** START Exercise materials **

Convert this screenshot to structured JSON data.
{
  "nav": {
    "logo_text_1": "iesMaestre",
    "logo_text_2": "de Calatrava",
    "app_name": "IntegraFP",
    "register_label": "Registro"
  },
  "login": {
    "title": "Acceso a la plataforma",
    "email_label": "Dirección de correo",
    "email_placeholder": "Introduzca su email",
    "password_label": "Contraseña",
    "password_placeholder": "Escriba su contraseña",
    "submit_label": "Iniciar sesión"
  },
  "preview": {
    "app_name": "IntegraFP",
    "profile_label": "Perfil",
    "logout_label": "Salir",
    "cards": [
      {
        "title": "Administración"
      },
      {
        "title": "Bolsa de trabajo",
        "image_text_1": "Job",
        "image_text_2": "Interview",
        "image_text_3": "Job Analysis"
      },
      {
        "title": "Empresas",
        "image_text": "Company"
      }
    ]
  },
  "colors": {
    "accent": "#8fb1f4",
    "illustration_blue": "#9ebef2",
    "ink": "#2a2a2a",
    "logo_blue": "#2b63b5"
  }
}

** END Exercise materials **
** START Exercise materials **

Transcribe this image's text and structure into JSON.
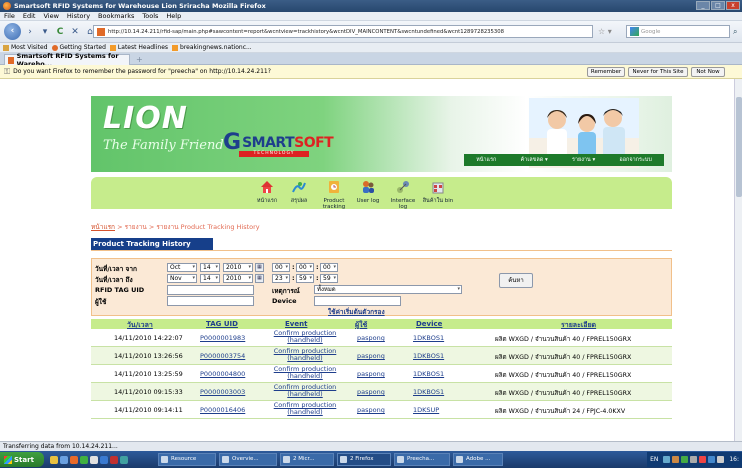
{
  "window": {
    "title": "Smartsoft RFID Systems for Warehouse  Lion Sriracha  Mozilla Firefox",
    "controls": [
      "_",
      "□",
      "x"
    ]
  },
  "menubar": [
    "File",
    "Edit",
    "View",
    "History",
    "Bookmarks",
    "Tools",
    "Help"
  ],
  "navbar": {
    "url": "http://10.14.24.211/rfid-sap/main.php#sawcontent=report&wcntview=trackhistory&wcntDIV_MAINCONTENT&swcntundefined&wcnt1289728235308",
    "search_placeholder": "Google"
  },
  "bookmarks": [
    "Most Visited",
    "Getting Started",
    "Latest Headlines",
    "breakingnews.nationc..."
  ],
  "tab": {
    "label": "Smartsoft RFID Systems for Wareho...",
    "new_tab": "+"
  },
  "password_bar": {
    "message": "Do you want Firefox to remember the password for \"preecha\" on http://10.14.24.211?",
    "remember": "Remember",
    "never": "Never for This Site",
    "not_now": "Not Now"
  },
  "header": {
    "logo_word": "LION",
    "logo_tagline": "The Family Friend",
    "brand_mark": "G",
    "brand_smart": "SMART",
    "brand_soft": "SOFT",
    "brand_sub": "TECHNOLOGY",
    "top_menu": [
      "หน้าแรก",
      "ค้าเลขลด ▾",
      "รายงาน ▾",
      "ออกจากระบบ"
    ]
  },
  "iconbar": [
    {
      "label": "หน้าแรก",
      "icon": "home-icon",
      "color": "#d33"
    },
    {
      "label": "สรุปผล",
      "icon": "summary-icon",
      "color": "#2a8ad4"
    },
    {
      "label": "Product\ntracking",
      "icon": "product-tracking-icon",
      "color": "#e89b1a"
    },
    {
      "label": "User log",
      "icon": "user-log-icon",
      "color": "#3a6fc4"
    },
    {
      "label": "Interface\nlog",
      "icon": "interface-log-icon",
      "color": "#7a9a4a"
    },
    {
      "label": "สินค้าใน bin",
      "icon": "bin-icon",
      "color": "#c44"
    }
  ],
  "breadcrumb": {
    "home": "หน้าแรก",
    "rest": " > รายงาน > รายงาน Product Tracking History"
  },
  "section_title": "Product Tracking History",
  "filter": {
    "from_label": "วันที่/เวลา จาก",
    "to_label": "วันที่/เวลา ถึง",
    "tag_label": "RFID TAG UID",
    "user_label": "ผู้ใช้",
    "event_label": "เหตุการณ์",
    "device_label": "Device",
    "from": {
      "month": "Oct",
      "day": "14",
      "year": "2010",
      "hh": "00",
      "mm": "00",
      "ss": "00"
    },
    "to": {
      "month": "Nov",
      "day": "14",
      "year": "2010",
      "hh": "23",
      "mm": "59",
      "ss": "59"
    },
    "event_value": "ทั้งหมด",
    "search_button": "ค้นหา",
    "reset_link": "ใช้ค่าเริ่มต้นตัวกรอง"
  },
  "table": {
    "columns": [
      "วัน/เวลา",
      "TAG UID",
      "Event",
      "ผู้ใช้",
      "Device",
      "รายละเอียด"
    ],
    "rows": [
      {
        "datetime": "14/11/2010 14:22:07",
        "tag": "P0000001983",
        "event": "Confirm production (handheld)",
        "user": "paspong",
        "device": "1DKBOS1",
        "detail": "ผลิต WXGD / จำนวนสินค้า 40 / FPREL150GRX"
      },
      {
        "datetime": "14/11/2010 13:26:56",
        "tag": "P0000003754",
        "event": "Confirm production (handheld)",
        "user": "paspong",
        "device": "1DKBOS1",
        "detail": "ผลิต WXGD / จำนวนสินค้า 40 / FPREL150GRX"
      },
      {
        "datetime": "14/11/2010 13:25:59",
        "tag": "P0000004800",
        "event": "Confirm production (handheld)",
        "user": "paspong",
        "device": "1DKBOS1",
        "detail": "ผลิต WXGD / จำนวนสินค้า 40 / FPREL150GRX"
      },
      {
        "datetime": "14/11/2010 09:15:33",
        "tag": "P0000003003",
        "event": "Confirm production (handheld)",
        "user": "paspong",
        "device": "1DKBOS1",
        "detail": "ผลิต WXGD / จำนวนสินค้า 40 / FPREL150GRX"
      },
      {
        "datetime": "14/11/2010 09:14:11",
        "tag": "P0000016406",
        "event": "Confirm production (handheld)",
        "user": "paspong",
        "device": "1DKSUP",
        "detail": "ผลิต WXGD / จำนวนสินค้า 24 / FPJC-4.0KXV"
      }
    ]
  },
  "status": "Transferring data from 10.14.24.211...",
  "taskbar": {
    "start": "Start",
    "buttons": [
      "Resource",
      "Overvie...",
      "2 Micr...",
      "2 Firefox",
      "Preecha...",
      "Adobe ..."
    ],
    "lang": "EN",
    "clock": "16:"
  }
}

** END Exercise materials **

Copy out the lines in which the string "data" appears.

• Correct result
Convert this screenshot to structured JSON data.
  "status": "Transferring data from 10.14.24.211...",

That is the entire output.